Instruction |
State the number of lines, and only that number, in which the word "medium" appears.
↓↓↓
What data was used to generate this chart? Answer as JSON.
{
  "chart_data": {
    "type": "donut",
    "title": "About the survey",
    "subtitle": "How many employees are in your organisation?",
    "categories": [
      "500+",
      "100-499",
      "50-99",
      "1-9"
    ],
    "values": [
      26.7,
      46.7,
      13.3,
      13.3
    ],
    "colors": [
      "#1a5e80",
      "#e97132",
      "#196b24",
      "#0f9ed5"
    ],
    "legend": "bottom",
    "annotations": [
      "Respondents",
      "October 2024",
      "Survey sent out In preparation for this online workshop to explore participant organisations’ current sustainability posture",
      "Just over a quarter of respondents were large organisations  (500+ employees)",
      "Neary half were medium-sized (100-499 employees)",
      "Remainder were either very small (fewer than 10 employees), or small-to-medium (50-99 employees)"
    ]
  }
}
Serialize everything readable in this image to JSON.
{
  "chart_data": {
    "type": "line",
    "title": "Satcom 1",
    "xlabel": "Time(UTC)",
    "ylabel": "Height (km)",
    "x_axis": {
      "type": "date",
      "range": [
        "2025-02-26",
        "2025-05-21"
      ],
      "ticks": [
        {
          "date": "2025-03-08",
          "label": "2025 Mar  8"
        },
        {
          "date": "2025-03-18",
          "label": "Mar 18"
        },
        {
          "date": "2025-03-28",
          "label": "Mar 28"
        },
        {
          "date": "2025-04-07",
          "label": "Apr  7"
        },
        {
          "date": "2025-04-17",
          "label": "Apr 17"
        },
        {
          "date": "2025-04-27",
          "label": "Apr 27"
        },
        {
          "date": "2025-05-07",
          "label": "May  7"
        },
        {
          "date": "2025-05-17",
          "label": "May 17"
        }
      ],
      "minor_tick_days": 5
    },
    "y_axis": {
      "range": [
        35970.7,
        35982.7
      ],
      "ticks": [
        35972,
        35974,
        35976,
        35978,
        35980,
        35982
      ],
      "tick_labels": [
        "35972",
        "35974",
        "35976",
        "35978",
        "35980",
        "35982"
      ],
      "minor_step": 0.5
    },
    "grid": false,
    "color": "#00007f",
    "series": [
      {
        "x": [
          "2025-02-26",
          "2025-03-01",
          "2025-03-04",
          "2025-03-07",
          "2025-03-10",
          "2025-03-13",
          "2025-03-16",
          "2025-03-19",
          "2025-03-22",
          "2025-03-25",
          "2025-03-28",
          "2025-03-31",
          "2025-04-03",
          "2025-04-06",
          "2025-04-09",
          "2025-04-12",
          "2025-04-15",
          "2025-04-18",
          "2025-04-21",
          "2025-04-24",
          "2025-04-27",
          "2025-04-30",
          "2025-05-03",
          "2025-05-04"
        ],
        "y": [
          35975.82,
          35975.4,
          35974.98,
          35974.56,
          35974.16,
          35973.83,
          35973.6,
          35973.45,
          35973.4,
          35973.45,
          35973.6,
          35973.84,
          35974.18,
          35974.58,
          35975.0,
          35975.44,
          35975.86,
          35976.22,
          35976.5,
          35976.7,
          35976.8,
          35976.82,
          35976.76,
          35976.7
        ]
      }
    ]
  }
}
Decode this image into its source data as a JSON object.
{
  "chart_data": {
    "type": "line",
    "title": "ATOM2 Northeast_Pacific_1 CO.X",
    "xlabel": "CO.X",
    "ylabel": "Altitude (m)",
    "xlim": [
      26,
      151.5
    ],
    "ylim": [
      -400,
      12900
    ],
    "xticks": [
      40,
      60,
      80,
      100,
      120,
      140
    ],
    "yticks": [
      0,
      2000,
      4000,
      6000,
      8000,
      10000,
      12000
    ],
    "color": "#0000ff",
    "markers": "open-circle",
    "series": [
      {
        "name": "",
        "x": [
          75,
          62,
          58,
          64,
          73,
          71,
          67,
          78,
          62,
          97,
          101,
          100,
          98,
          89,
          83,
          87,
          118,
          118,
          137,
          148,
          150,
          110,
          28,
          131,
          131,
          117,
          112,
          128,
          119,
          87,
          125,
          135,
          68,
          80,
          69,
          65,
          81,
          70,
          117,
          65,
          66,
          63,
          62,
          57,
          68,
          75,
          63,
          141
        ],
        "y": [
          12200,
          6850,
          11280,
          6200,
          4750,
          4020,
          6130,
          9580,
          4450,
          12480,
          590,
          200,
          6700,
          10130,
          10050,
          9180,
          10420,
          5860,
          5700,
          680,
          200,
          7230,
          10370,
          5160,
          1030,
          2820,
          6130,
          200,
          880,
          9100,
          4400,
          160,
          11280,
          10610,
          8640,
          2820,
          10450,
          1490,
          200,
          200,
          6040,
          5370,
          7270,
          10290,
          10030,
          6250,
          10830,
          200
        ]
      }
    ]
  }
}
↑↑↑
Solution to the exercise |
2